§ PAGE EXCERPT:
## START
This introduction presents an overview of the key concepts discussed in the subsequent chapters of this book. The book argues that a specific focus on practitioners' interactions can offer insight into the way EU foreign policy is practised. It focuses on European Union (EU) foreign policy vis-à-vis its eastern neighbours, namely Russia, Ukraine, Moldova, and Belarus. The book also focuses on the more general approaches on the use of practice theory by Schatzki, Turner, and Rouse to the more specific ones such as Lynch's contribution that links language, practice theory, ethnomethodology, and conversation analysis (CA). It concentrates on the application of practice theory in International Relations (IR) and EU studies. The book outlines the new methodology used to study social action of practitioners' interaction. It considers the ways in which EU practitioners account for the normative role and power of the EU in the eastern neighbourhood.
The logic of practice needs to be approached as the product of highly localised and tacit knowledge shared between practitioners. This chapter offers a review of the state and development of practice theory in International Relations (IR) scholarship, European Union (EU) studies, and social sciences in general. It illustrates the different debates and discussions that have guided the path of the practice theory towards an application within IR and EU scholarship. The chapter emphasises the importance of Raymond D. Duvall and Arjun Chowdhury's contribution to the field, which highlights the emergence of two distinct approaches, namely the focus on behaviour/ conduct on one hand, and the discursive/linguistic on the other. Despite Duvall and Chowdhury's insights, an emphasis on conduct over discourse is found in the special issue of Cooperation and Conflict entitled Diplomacy in Theory and in Practice.
The understanding of accomplishment and personal accountability offers a greater acknowledgement of human agency and knowledgeability in the production of social action rather than traditional sociological approaches. In his attempt to break away from the traditional sociological approaches, Harold Garfinkel developed a radically new method for data analysis that focused on the examination of intersubjective social accomplishments. The morality is confirmed as a discursive action. Although discursive psychology (DP) was specifically developed to counter the rapid expansion of cognition in social psychology studies, its main interest was to examine identity formation as well as to capture the then fresh discussions around poststructuralism. Discursive International Relations (DIR) shares the same philosophical roots as some constructivist and most poststructuralist discursive approaches applied in International Relations (IR). It also combines features of DP, conversation analysis (CA) and ethnomethodology in order to combine discourse and practice.
## END
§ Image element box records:
## START
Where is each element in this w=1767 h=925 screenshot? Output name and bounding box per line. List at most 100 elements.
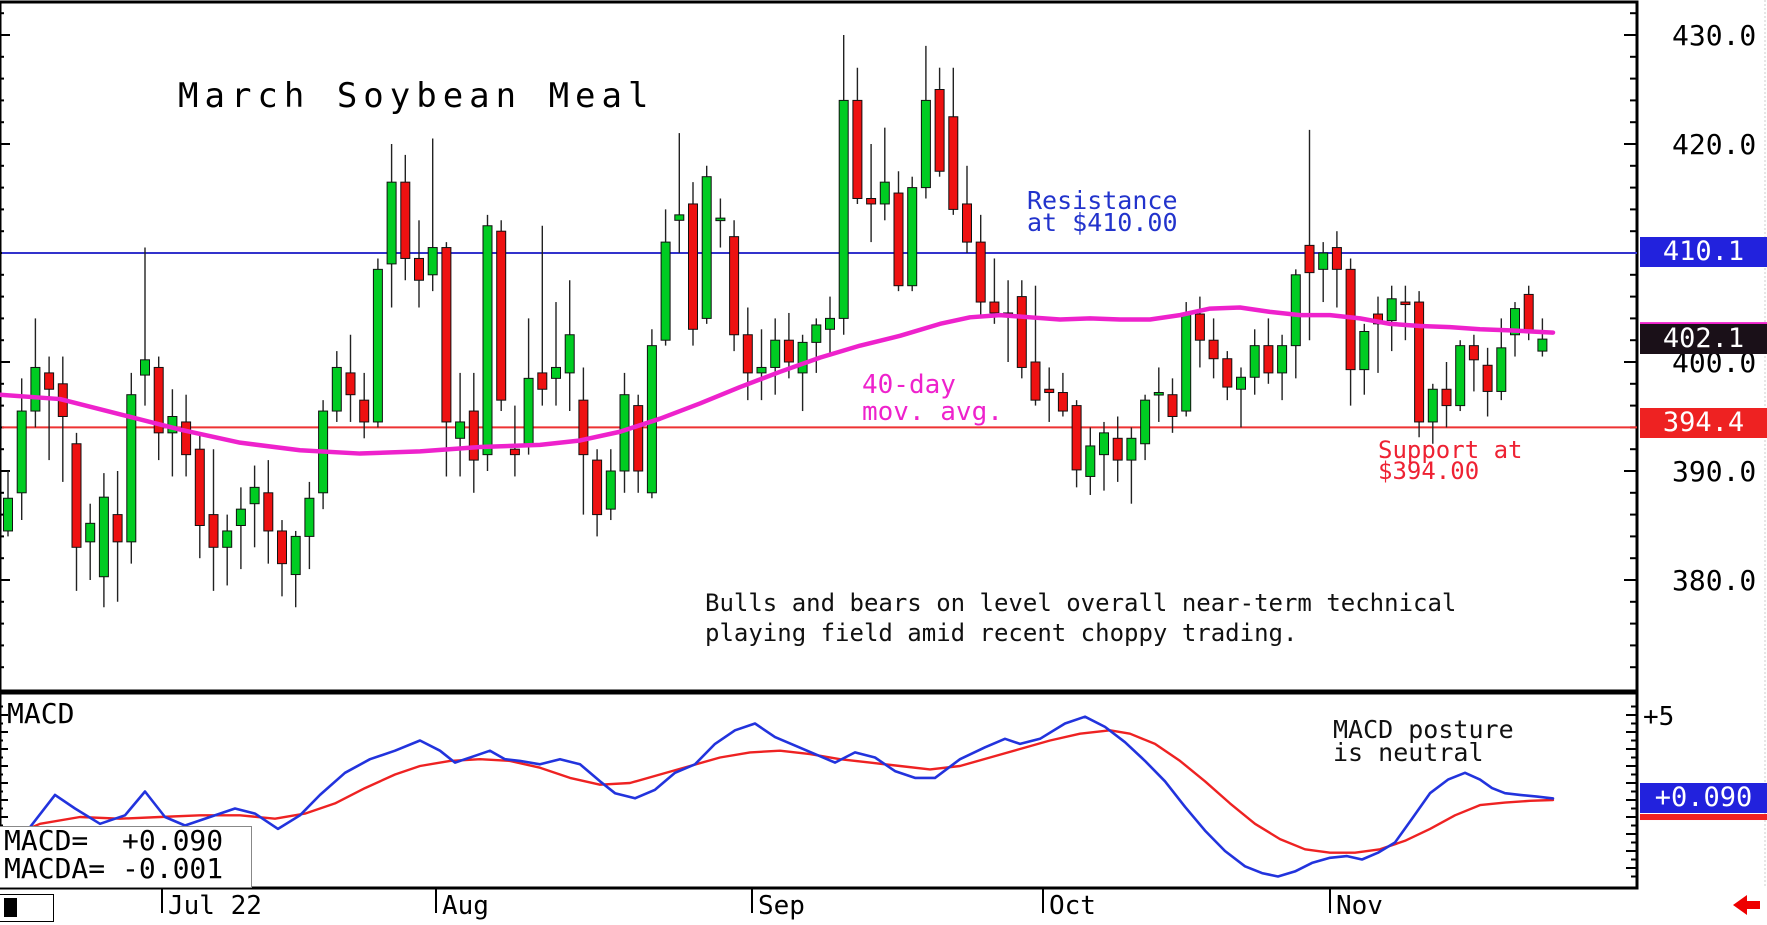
candle-body (468, 410, 479, 461)
candle-body (1057, 392, 1068, 412)
candle-body (660, 241, 671, 341)
resistance-annotation-line2: at $410.00 (1027, 208, 1178, 237)
y-axis-label-430: 430.0 (1672, 19, 1757, 52)
candle-body (1455, 345, 1466, 407)
macd-posture-line2: is neutral (1333, 738, 1484, 767)
resistance-annotation-line1: Resistance (1027, 186, 1178, 215)
last-price-badge: 402.1 (1640, 324, 1767, 355)
y-axis-label-420: 420.0 (1672, 128, 1757, 161)
candle-body (742, 334, 753, 374)
candle-body (194, 448, 205, 527)
candle-body (372, 268, 383, 423)
candle-body (126, 394, 137, 543)
candle-body (496, 230, 507, 401)
candle-body (688, 203, 698, 330)
macd-readout-line1: MACD= +0.090 (4, 824, 224, 857)
candle-body (1386, 298, 1397, 322)
candle-body (592, 459, 603, 516)
candle-body (1208, 339, 1219, 360)
candle-body (1140, 399, 1151, 445)
candle-body (893, 192, 904, 287)
candle-body (866, 198, 877, 205)
x-axis-label-aug: Aug (442, 891, 489, 921)
x-axis-label-jul: Jul 22 (168, 891, 262, 921)
commentary-line2: playing field amid recent choppy trading… (705, 619, 1298, 647)
moving-average-annotation: 40-day mov. avg. (862, 372, 1003, 426)
candle-body (140, 359, 150, 376)
candle-body (1496, 347, 1507, 392)
commentary-line1: Bulls and bears on level overall near-te… (705, 589, 1457, 617)
candle-body (331, 366, 342, 412)
candle-body (414, 257, 424, 281)
candle-body (1359, 330, 1370, 371)
support-annotation-line2: $394.00 (1378, 457, 1480, 485)
candle-body (509, 448, 520, 456)
macd-value-badge: +0.090 (1640, 783, 1767, 814)
x-axis-label-sep: Sep (758, 891, 805, 921)
candle-body (1482, 364, 1493, 392)
candle-body (277, 530, 287, 565)
candle-body (98, 496, 109, 578)
candle-body (551, 366, 561, 379)
candle-body (1510, 308, 1520, 336)
candle-body (263, 492, 274, 532)
candle-body (674, 214, 685, 221)
candle-body (222, 530, 233, 548)
candle-body (235, 508, 246, 526)
candle-body (838, 99, 849, 319)
arrow-tail-shape (1746, 901, 1760, 909)
macd-axis-plus5-label: +5 (1643, 702, 1675, 732)
candle-body (1167, 394, 1178, 418)
candle-body (879, 181, 890, 205)
candle-body (797, 341, 808, 374)
candle-body (1044, 388, 1055, 394)
candle-body (16, 410, 27, 494)
candle-body (715, 217, 726, 222)
macd-readout-line2: MACDA= -0.001 (4, 852, 224, 885)
ma-annotation-line2: mov. avg. (862, 397, 1003, 427)
candle-body (455, 421, 466, 439)
x-axis-label-oct: Oct (1049, 891, 1096, 921)
candle-body (1071, 405, 1082, 471)
candle-body (948, 116, 959, 210)
candle-body (633, 405, 644, 472)
candle-body (1249, 345, 1260, 378)
candle-body (1277, 345, 1288, 374)
candle-body (825, 317, 835, 330)
candle-body (71, 443, 82, 548)
candle-body (852, 99, 863, 199)
candle-body (962, 203, 972, 243)
candle-body (482, 225, 493, 456)
scrollbar-track[interactable] (0, 894, 54, 922)
candle-body (1318, 252, 1329, 270)
moving-average-line (0, 305, 1556, 456)
candle-body (304, 497, 315, 537)
candle-body (208, 514, 219, 548)
resistance-price-badge: 410.1 (1640, 236, 1767, 267)
candle-body (564, 334, 575, 374)
macd-posture-line1: MACD posture (1333, 715, 1514, 744)
candle-body (975, 241, 986, 303)
candle-body (1153, 392, 1164, 396)
support-annotation: Support at $394.00 (1378, 438, 1523, 485)
candle-body (30, 366, 41, 412)
scrollbar-thumb-icon[interactable] (4, 898, 17, 917)
candle-body (989, 301, 1000, 314)
candle-body (1537, 338, 1548, 352)
candle-body (1468, 345, 1479, 361)
candle-body (44, 372, 55, 390)
candle-body (783, 339, 794, 363)
candle-body (756, 366, 767, 374)
candle-body (907, 187, 918, 287)
macd-readout-box: MACD= +0.090 MACDA= -0.001 (0, 826, 252, 888)
candle-body (1400, 301, 1411, 306)
candle-body (1222, 358, 1233, 388)
scroll-left-arrow-icon[interactable] (1733, 895, 1761, 915)
candle-body (181, 421, 192, 456)
candle-body (1085, 445, 1096, 477)
y-axis-label-390: 390.0 (1672, 455, 1757, 488)
candle-body (523, 377, 534, 445)
candle-body (934, 89, 945, 172)
macd-line (6, 715, 1555, 878)
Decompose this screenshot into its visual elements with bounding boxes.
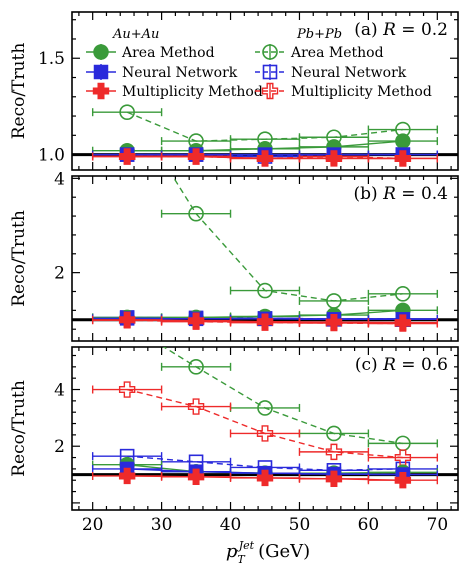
legend-marker bbox=[262, 64, 278, 80]
legend-marker bbox=[262, 44, 278, 60]
series-pbpb-multiplicity-method bbox=[91, 381, 439, 466]
panel-frame bbox=[71, 175, 459, 342]
data-point bbox=[119, 104, 135, 120]
data-point bbox=[395, 286, 411, 302]
x-tick-label: 40 bbox=[220, 515, 242, 535]
data-point bbox=[118, 381, 136, 398]
data-point bbox=[118, 311, 136, 328]
legend-label: Neural Network bbox=[122, 65, 238, 81]
legend-entry-auau: Neural Network bbox=[86, 64, 238, 81]
legend-label: Area Method bbox=[290, 45, 384, 61]
x-tick-label: 30 bbox=[151, 515, 173, 535]
legend-marker bbox=[93, 44, 109, 60]
series-line bbox=[126, 388, 403, 459]
y-axis-title: Reco/Truth bbox=[9, 380, 29, 477]
y-tick-label: 1.0 bbox=[38, 146, 65, 166]
legend-label: Area Method bbox=[121, 45, 215, 61]
data-point bbox=[118, 148, 136, 165]
panel-frame bbox=[71, 346, 459, 511]
series-auau-multiplicity-method bbox=[91, 148, 439, 167]
panel-a: 1.0 1.5 Reco/Truth (a) R = 0.2 Au+Au Pb+Pb Are… bbox=[9, 11, 459, 171]
data-point bbox=[326, 425, 342, 442]
legend: Au+Au Pb+Pb Area Method Area Method Neural N… bbox=[86, 27, 432, 100]
data-point bbox=[256, 425, 274, 442]
panel-frame bbox=[71, 11, 459, 171]
legend-entry-pbpb: Multiplicity Method bbox=[255, 82, 432, 100]
series-pbpb-area-method bbox=[160, 176, 439, 309]
x-tick-label: 60 bbox=[358, 515, 380, 535]
y-tick-label: 4 bbox=[54, 169, 65, 189]
panel-label: (c) R = 0.6 bbox=[355, 355, 448, 375]
data-point bbox=[394, 449, 412, 466]
data-point bbox=[394, 314, 412, 331]
panel-label: (a) R = 0.2 bbox=[354, 20, 448, 40]
data-point bbox=[187, 312, 205, 329]
legend-label: Multiplicity Method bbox=[291, 84, 432, 100]
y-tick-label: 2 bbox=[54, 264, 65, 284]
legend-entry-pbpb: Neural Network bbox=[255, 64, 407, 81]
data-point bbox=[257, 400, 273, 416]
legend-header-pbpb: Pb+Pb bbox=[296, 27, 342, 42]
x-axis-tick-labels: 20 30 40 50 60 70 bbox=[82, 515, 448, 535]
y-axis-title: Reco/Truth bbox=[9, 210, 29, 307]
legend-label: Neural Network bbox=[291, 65, 407, 81]
data-point bbox=[394, 472, 412, 489]
data-point bbox=[325, 443, 343, 461]
series-pbpb-area-method bbox=[160, 347, 439, 452]
data-point bbox=[325, 313, 343, 331]
x-tick-label: 20 bbox=[82, 515, 104, 535]
data-point bbox=[256, 469, 274, 487]
data-point bbox=[188, 359, 204, 375]
series-auau-multiplicity-method bbox=[91, 311, 439, 331]
panel-label: (b) R = 0.4 bbox=[354, 184, 448, 204]
data-point bbox=[395, 133, 411, 149]
legend-entry-pbpb: Area Method bbox=[255, 44, 384, 61]
plot-area bbox=[72, 104, 458, 167]
data-point bbox=[394, 150, 412, 167]
plot-area bbox=[72, 347, 458, 489]
legend-entry-auau: Area Method bbox=[86, 44, 215, 61]
legend-marker bbox=[93, 64, 109, 80]
data-point bbox=[187, 398, 205, 415]
data-point bbox=[325, 470, 343, 488]
data-point bbox=[256, 150, 274, 167]
legend-label: Multiplicity Method bbox=[122, 84, 263, 100]
panel-b: 2 4 Reco/Truth (b) R = 0.4 bbox=[9, 169, 459, 342]
plot-area bbox=[72, 176, 458, 332]
legend-entry-auau: Multiplicity Method bbox=[86, 82, 263, 100]
y-tick-label: 2 bbox=[54, 437, 65, 457]
panel-c: 2 4 Reco/Truth (c) R = 0.6 bbox=[9, 346, 459, 511]
data-point bbox=[187, 468, 205, 486]
legend-marker bbox=[261, 82, 279, 100]
data-point bbox=[188, 205, 204, 222]
x-axis-title: pTJet (GeV) bbox=[226, 539, 310, 566]
data-point bbox=[256, 313, 274, 330]
series-auau-multiplicity-method bbox=[91, 467, 439, 489]
data-point bbox=[187, 148, 205, 165]
y-axis-title: Reco/Truth bbox=[9, 43, 29, 140]
data-point bbox=[257, 282, 273, 299]
y-tick-label: 4 bbox=[54, 381, 65, 401]
data-point bbox=[325, 150, 343, 167]
y-tick-label: 1.5 bbox=[38, 49, 65, 69]
x-tick-label: 50 bbox=[289, 515, 311, 535]
legend-header-auau: Au+Au bbox=[112, 27, 159, 42]
data-point bbox=[118, 467, 136, 485]
legend-marker bbox=[92, 82, 110, 100]
x-tick-label: 70 bbox=[427, 515, 449, 535]
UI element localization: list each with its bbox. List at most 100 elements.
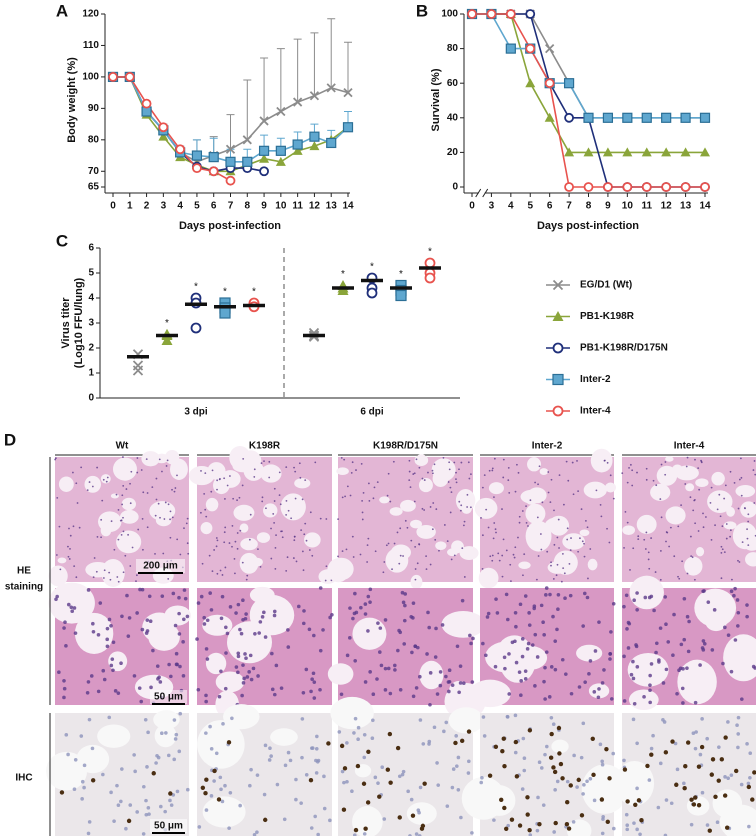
nucleus <box>116 691 121 695</box>
nucleus <box>520 787 525 791</box>
alveolar-space <box>336 467 349 476</box>
nucleus <box>361 499 364 502</box>
x-tick-label: 11 <box>292 201 303 212</box>
x-tick-label: 0 <box>469 201 475 212</box>
nucleus <box>367 537 370 540</box>
stained-nucleus <box>342 766 348 771</box>
stained-nucleus <box>504 826 509 831</box>
nucleus <box>631 484 634 487</box>
alveolar-space <box>548 515 570 536</box>
x-tick-label: 3 <box>489 201 495 212</box>
nucleus <box>673 741 678 746</box>
nucleus <box>204 647 209 651</box>
alveolar-space <box>712 789 743 818</box>
nucleus <box>568 593 573 598</box>
nucleus <box>137 528 140 531</box>
nucleus <box>725 523 728 525</box>
nucleus <box>608 541 611 544</box>
alveolar-space <box>121 497 136 511</box>
y-tick-label: 6 <box>88 243 94 254</box>
nucleus <box>322 774 326 779</box>
nucleus <box>625 823 630 827</box>
nucleus <box>480 516 482 519</box>
stained-nucleus <box>691 802 697 807</box>
column-label: Inter-2 <box>532 441 563 452</box>
alveolar-space <box>58 476 74 492</box>
nucleus <box>143 717 148 722</box>
nucleus <box>373 486 376 489</box>
nucleus <box>386 494 389 497</box>
series-line <box>472 13 705 188</box>
stained-nucleus <box>699 744 705 750</box>
nucleus <box>666 640 671 644</box>
nucleus <box>462 524 465 527</box>
stained-nucleus <box>493 744 499 749</box>
alveolar-space <box>740 501 756 518</box>
stained-nucleus <box>682 785 687 791</box>
nucleus <box>76 502 79 504</box>
nucleus <box>96 535 99 538</box>
nucleus <box>304 522 307 525</box>
nucleus <box>401 600 406 605</box>
nucleus <box>378 650 382 654</box>
nucleus <box>705 516 707 518</box>
nucleus <box>597 687 601 691</box>
nucleus <box>96 466 99 469</box>
nucleus <box>425 555 427 558</box>
nucleus <box>481 567 484 570</box>
nucleus <box>443 524 446 526</box>
legend-marker <box>552 342 564 354</box>
series-line <box>113 76 231 182</box>
nucleus <box>629 463 632 466</box>
nucleus <box>503 666 507 671</box>
nucleus <box>624 812 629 817</box>
nucleus <box>132 674 137 678</box>
data-point <box>641 147 652 157</box>
stained-nucleus <box>556 725 562 731</box>
nucleus <box>145 765 149 769</box>
nucleus <box>307 627 312 632</box>
nucleus <box>453 554 456 557</box>
nucleus <box>658 626 663 630</box>
stained-nucleus <box>514 774 520 779</box>
nucleus <box>175 789 180 794</box>
nucleus <box>581 540 584 543</box>
nucleus <box>62 686 67 691</box>
nucleus <box>362 832 367 836</box>
nucleus <box>339 692 344 697</box>
alveolar-space <box>48 565 68 587</box>
nucleus <box>244 612 248 616</box>
nucleus <box>352 556 355 558</box>
data-point <box>563 78 575 89</box>
data-point <box>424 272 436 284</box>
nucleus <box>359 553 362 556</box>
alveolar-space <box>200 521 213 535</box>
nucleus <box>569 691 574 696</box>
nucleus <box>356 737 360 742</box>
nucleus <box>544 650 549 654</box>
nucleus <box>309 826 314 830</box>
nucleus <box>315 734 319 739</box>
nucleus <box>273 500 276 502</box>
nucleus <box>225 631 230 636</box>
stained-nucleus <box>552 769 558 775</box>
alveolar-space <box>469 679 511 708</box>
row-label: IHC <box>15 773 32 784</box>
nucleus <box>693 700 698 705</box>
nucleus <box>162 552 165 555</box>
nucleus <box>298 462 301 465</box>
nucleus <box>455 478 457 481</box>
nucleus <box>414 832 419 836</box>
nucleus <box>112 819 116 823</box>
alveolar-space <box>636 514 657 535</box>
nucleus <box>698 663 702 667</box>
nucleus <box>240 693 244 698</box>
nucleus <box>385 544 388 547</box>
nucleus <box>442 729 446 734</box>
nucleus <box>735 723 739 727</box>
nucleus <box>501 554 504 557</box>
nucleus <box>68 558 71 560</box>
nucleus <box>632 598 636 603</box>
nucleus <box>642 695 646 699</box>
nucleus <box>216 572 219 575</box>
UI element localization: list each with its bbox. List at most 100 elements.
## END
Pick up the text on practice theory and EU foreign policy, placed above the items, and continue it from its final sentence.

This chapter focuses on norms, and the functions of norms in European Union (EU) foreign policy. The analysis presented here offers a form of evaluation of the EU's role as a normative power in the region. The chapter examines what EU practitioners understand as norms and the role of the EU as a normative power in its neighbourhood. It also offers insight into the context in which EU foreign policy is practised through norms which in turn guide the practices of EU practitioners. The chapter considers the EU model through the practitioners' accounts, or in other analytical terms, the relevance of the model for the neighbours. It analyses how EU's guiding principles are employed, while constructing policy vis-à-vis the eastern region. Trade issues take up most of the bilateral arrangements but even these are inherently linked with compliance to EU norms.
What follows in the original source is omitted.